━━━━━ Data entries
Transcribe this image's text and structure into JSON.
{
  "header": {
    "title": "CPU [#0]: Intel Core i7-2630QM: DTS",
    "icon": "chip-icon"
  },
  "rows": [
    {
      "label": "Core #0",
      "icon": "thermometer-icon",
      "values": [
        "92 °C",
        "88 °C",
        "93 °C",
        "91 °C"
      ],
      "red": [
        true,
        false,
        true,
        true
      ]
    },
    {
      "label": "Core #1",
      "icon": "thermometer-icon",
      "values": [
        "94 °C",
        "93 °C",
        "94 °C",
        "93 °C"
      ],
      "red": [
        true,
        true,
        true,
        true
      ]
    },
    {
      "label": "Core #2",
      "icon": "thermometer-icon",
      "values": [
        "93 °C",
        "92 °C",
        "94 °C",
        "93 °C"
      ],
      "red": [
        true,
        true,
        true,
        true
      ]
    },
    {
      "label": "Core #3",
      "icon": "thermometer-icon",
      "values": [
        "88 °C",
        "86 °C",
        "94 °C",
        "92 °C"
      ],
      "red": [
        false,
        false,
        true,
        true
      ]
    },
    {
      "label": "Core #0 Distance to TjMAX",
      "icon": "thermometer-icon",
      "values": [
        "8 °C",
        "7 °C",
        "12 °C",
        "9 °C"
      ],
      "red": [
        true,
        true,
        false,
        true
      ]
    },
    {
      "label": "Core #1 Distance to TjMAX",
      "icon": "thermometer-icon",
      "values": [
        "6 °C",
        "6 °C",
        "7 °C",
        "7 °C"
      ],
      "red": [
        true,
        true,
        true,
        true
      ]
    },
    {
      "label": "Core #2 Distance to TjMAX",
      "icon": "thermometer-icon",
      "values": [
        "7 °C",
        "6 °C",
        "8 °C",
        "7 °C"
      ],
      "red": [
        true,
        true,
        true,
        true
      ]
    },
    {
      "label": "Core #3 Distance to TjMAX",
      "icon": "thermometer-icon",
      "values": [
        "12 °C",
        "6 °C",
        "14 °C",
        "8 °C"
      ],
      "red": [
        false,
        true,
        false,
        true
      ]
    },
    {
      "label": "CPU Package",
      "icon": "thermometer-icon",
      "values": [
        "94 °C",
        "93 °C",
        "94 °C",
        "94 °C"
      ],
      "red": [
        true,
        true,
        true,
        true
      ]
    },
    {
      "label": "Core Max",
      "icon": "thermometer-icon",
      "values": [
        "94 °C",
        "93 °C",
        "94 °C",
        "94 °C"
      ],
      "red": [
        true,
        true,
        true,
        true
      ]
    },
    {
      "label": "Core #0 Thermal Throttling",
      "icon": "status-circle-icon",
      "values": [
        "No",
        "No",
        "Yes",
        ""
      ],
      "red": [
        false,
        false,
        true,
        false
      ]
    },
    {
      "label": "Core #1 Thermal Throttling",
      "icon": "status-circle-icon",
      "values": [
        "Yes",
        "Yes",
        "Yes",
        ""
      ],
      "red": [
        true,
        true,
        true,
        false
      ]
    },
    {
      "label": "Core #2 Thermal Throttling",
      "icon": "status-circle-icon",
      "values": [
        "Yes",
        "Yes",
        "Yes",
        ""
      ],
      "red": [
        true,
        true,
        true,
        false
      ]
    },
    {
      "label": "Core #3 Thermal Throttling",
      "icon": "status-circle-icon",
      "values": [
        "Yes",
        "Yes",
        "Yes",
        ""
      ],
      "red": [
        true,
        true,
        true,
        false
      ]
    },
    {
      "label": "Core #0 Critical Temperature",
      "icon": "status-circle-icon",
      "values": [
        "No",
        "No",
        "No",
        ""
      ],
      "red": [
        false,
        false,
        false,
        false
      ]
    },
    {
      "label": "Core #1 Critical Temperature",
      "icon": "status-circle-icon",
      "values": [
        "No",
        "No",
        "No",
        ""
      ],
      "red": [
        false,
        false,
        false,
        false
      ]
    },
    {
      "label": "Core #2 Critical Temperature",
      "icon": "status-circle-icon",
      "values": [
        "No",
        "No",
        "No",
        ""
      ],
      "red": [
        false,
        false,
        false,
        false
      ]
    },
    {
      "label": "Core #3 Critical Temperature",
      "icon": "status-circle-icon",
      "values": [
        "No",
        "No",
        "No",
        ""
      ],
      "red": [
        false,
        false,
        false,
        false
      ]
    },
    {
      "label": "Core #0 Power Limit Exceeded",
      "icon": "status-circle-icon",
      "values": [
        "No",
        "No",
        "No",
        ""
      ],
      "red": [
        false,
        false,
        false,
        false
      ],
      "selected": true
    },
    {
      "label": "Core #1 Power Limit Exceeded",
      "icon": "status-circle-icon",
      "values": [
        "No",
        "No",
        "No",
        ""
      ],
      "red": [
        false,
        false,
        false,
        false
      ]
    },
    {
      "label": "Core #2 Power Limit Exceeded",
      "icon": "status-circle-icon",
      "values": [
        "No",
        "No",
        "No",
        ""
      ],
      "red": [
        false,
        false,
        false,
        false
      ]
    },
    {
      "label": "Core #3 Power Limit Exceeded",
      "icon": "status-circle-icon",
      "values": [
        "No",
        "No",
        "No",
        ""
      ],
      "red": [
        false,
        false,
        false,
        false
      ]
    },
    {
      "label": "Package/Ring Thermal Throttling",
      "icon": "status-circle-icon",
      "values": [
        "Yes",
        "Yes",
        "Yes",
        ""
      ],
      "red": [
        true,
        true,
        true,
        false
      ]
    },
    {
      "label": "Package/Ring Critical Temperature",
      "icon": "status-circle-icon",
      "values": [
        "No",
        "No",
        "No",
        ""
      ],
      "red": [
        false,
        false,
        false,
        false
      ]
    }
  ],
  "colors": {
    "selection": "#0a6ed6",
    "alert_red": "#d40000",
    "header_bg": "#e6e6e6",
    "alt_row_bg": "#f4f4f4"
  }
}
━━━━━━━━━━
Exercise aim: Pull out every line of the entries that includes the word "Limit".

Correct answer:
      "label": "Core #0 Power Limit Exceeded",
      "label": "Core #1 Power Limit Exceeded",
      "label": "Core #2 Power Limit Exceeded",
      "label": "Core #3 Power Limit Exceeded",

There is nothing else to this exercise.